**Task objective:** Note each line of the listing that contains the string "HOURS", and copy it.

>>>>

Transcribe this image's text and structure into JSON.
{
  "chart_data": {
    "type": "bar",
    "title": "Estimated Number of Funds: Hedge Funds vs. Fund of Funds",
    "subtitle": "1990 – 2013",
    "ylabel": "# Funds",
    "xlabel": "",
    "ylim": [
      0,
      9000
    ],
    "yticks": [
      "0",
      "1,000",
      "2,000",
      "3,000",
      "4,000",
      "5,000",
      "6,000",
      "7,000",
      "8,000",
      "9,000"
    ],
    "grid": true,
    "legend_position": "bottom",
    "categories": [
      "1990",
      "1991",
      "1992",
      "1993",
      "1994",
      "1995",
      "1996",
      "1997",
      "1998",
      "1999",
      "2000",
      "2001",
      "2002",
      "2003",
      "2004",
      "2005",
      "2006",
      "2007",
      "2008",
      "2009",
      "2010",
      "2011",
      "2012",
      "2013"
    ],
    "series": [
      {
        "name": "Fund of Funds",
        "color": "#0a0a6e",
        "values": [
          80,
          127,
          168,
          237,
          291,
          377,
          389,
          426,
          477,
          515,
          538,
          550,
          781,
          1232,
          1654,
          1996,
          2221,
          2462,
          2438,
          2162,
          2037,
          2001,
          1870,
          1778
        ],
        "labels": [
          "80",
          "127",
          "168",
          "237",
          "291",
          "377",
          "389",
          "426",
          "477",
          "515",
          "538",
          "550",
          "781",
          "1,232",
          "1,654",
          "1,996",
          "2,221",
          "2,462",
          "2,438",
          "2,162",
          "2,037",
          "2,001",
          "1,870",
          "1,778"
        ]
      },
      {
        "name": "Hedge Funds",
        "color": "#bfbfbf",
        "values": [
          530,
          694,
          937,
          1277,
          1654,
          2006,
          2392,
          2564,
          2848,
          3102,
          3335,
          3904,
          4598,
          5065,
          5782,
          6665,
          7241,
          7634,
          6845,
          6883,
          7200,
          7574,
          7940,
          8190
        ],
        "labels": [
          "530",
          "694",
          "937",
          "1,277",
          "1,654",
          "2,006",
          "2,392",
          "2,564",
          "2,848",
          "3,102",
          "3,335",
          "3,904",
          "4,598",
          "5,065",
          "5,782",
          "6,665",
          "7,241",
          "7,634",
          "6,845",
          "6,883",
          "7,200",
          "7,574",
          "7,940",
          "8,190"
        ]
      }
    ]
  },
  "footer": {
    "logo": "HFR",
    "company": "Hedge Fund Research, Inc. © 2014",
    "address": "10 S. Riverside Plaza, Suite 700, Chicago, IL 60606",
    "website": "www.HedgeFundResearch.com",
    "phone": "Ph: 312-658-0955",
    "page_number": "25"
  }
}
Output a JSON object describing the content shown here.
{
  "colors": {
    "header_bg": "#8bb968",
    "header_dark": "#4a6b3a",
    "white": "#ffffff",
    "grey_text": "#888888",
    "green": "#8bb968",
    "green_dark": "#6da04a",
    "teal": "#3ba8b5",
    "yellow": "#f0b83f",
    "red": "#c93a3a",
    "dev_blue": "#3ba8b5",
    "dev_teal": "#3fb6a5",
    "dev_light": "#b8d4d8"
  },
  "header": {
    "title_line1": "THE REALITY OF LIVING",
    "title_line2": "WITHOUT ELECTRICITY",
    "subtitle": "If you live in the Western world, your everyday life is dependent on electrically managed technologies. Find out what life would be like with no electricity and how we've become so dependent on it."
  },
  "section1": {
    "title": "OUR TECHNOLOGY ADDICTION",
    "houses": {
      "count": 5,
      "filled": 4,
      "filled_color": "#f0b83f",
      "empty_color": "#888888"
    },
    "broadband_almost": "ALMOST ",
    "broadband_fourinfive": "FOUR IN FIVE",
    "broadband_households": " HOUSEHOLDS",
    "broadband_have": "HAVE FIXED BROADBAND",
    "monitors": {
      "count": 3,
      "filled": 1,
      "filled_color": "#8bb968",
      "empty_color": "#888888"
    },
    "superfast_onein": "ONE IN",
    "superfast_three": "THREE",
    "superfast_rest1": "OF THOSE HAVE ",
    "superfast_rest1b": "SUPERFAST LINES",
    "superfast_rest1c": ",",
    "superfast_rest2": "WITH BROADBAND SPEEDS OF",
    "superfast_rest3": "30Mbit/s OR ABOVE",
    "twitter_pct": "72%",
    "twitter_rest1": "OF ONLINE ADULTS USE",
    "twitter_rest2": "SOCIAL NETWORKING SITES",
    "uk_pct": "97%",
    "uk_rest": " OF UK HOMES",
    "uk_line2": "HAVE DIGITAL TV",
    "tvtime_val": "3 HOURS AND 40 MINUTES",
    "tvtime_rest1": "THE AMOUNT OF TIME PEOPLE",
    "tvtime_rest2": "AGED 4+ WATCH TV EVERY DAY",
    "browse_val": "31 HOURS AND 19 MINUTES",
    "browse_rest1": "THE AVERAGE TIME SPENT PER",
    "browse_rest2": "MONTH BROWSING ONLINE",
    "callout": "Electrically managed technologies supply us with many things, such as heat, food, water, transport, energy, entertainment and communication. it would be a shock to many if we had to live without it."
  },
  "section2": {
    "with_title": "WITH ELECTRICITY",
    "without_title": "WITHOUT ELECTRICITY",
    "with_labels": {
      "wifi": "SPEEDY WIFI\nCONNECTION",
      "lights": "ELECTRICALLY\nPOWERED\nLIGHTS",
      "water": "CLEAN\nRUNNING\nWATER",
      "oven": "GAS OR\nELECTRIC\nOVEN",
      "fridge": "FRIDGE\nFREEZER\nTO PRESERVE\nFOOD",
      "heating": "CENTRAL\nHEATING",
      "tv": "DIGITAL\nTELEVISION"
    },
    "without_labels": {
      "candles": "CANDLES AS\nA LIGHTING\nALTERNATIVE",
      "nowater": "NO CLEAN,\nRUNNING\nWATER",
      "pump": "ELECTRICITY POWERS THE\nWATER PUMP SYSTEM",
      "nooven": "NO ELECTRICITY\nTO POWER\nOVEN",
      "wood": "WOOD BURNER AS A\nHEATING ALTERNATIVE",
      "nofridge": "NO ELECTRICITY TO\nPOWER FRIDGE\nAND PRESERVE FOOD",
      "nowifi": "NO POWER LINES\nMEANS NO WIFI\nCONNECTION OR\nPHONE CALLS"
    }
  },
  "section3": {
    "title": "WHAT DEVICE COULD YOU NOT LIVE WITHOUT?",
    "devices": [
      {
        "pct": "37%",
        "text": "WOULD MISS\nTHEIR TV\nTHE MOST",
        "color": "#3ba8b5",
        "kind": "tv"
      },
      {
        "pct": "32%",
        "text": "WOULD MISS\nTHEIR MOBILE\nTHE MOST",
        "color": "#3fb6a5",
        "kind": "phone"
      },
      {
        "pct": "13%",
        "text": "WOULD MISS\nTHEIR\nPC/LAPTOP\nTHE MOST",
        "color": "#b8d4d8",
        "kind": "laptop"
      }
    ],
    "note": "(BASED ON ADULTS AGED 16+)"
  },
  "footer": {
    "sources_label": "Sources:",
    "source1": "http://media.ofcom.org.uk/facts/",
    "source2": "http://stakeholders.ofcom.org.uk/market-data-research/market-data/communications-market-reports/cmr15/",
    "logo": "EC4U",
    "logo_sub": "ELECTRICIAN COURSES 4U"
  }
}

<<<<

**Answer for the task:**
    "tvtime_val": "3 HOURS AND 40 MINUTES",
    "browse_val": "31 HOURS AND 19 MINUTES",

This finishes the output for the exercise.